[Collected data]
"""
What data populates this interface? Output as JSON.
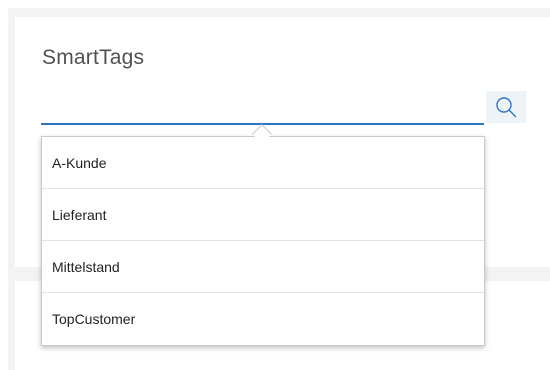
{
  "colors": {
    "background": "#f3f3f3",
    "card": "#ffffff",
    "accent": "#2b75c2",
    "search_button_bg": "#eef3f8",
    "title_text": "#505050"
  },
  "card": {
    "title": "SmartTags"
  },
  "search": {
    "value": "",
    "placeholder": "",
    "button_icon": "search-icon"
  },
  "dropdown": {
    "items": [
      {
        "label": "A-Kunde"
      },
      {
        "label": "Lieferant"
      },
      {
        "label": "Mittelstand"
      },
      {
        "label": "TopCustomer"
      }
    ]
  }
}
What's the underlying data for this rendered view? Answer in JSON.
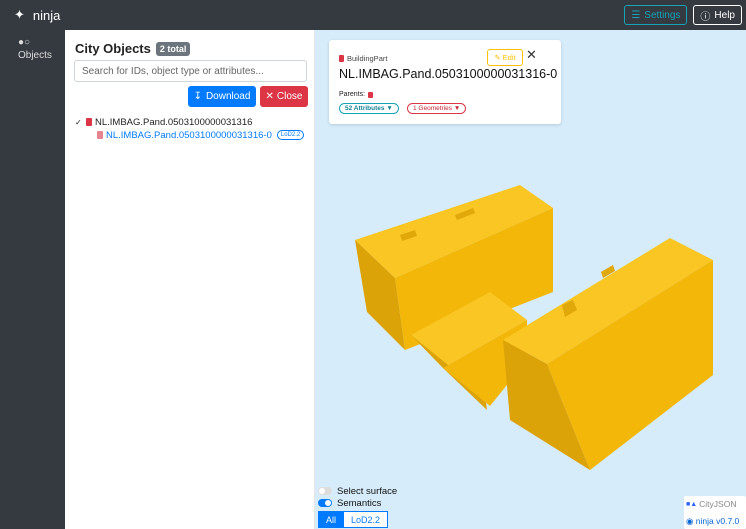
{
  "app": {
    "name": "ninja"
  },
  "navbar": {
    "settings_label": "Settings",
    "help_label": "Help"
  },
  "rail": {
    "objects_label": "Objects"
  },
  "objects_panel": {
    "title": "City Objects",
    "total_badge": "2 total",
    "search_placeholder": "Search for IDs, object type or attributes...",
    "download_label": "Download",
    "close_label": "Close",
    "tree": {
      "parent_id": "NL.IMBAG.Pand.0503100000031316",
      "child_id": "NL.IMBAG.Pand.0503100000031316-0",
      "child_lod": "LoD2.2"
    }
  },
  "info_card": {
    "type": "BuildingPart",
    "object_id": "NL.IMBAG.Pand.0503100000031316-0",
    "parents_label": "Parents:",
    "edit_label": "Edit",
    "attributes_pill": "52 Attributes",
    "geometries_pill": "1 Geometries"
  },
  "viewer_controls": {
    "select_surface_label": "Select surface",
    "select_surface_on": false,
    "semantics_label": "Semantics",
    "semantics_on": true,
    "lod_tabs": [
      "All",
      "LoD2.2"
    ],
    "active_lod": "All"
  },
  "footer_badge": {
    "cityjson_label": "CityJSON",
    "version_label": "ninja v0.7.0"
  },
  "colors": {
    "navbar_bg": "#343a40",
    "viewer_bg": "#d6ecfa",
    "building_top": "#f9c624",
    "building_side_light": "#f2b708",
    "building_side_dark": "#dca309",
    "primary": "#007bff",
    "danger": "#dc3545",
    "info": "#17a2b8",
    "warning": "#ffc107"
  }
}
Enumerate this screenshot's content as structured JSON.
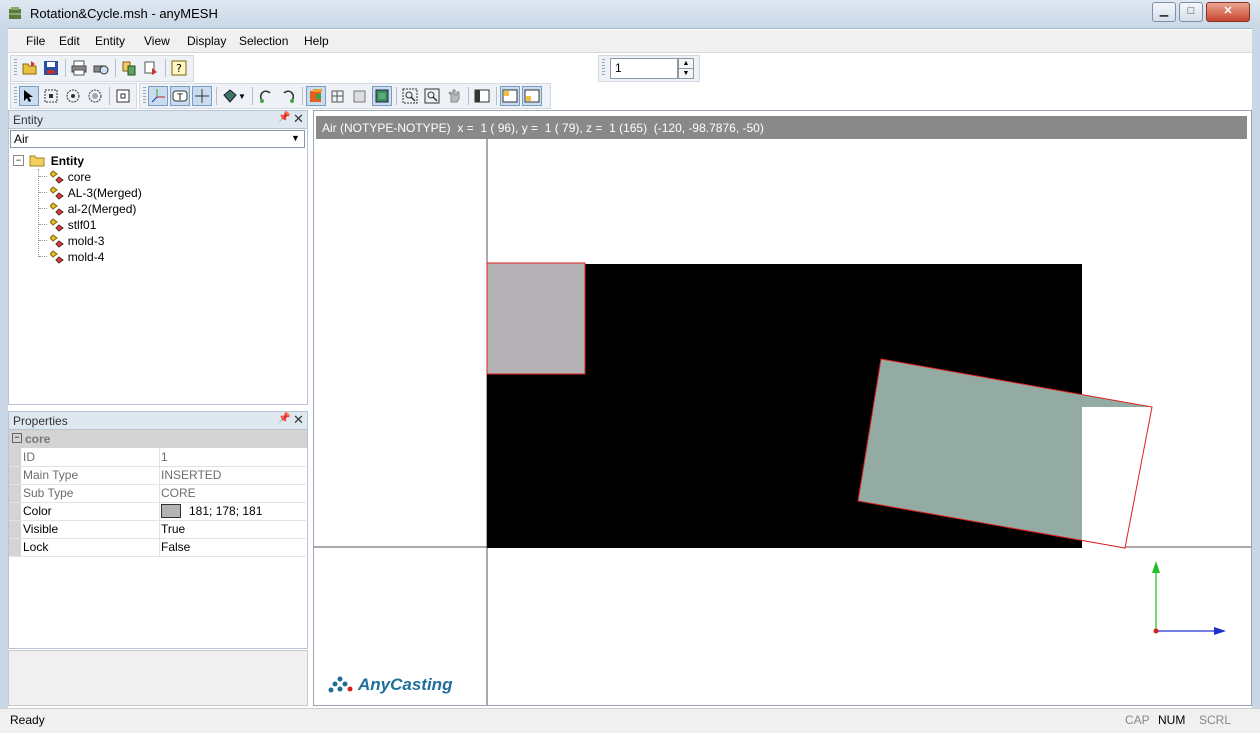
"""
■ WORK TO DO:
Transcribe all of the records above character for character. Exclude the pictures.

■ EXERCISE ANSWER:
What data populates this interface? Output as JSON.
{
  "colors": {
    "background": "#f3f3f3",
    "card": "#ffffff",
    "accent": "#2b75c2",
    "search_button_bg": "#eef3f8",
    "title_text": "#505050"
  },
  "card": {
    "title": "SmartTags"
  },
  "search": {
    "value": "",
    "placeholder": "",
    "button_icon": "search-icon"
  },
  "dropdown": {
    "items": [
      {
        "label": "A-Kunde"
      },
      {
        "label": "Lieferant"
      },
      {
        "label": "Mittelstand"
      },
      {
        "label": "TopCustomer"
      }
    ]
  }
}
What's the underlying data for this rendered view? Answer in JSON.
{
  "app": {
    "name": "ninja"
  },
  "navbar": {
    "settings_label": "Settings",
    "help_label": "Help"
  },
  "rail": {
    "objects_label": "Objects"
  },
  "objects_panel": {
    "title": "City Objects",
    "total_badge": "2 total",
    "search_placeholder": "Search for IDs, object type or attributes...",
    "download_label": "Download",
    "close_label": "Close",
    "tree": {
      "parent_id": "NL.IMBAG.Pand.0503100000031316",
      "child_id": "NL.IMBAG.Pand.0503100000031316-0",
      "child_lod": "LoD2.2"
    }
  },
  "info_card": {
    "type": "BuildingPart",
    "object_id": "NL.IMBAG.Pand.0503100000031316-0",
    "parents_label": "Parents:",
    "edit_label": "Edit",
    "attributes_pill": "52 Attributes",
    "geometries_pill": "1 Geometries"
  },
  "viewer_controls": {
    "select_surface_label": "Select surface",
    "select_surface_on": false,
    "semantics_label": "Semantics",
    "semantics_on": true,
    "lod_tabs": [
      "All",
      "LoD2.2"
    ],
    "active_lod": "All"
  },
  "footer_badge": {
    "cityjson_label": "CityJSON",
    "version_label": "ninja v0.7.0"
  },
  "colors": {
    "navbar_bg": "#343a40",
    "viewer_bg": "#d6ecfa",
    "building_top": "#f9c624",
    "building_side_light": "#f2b708",
    "building_side_dark": "#dca309",
    "primary": "#007bff",
    "danger": "#dc3545",
    "info": "#17a2b8",
    "warning": "#ffc107"
  }
}
Enumerate this screenshot's content as structured JSON.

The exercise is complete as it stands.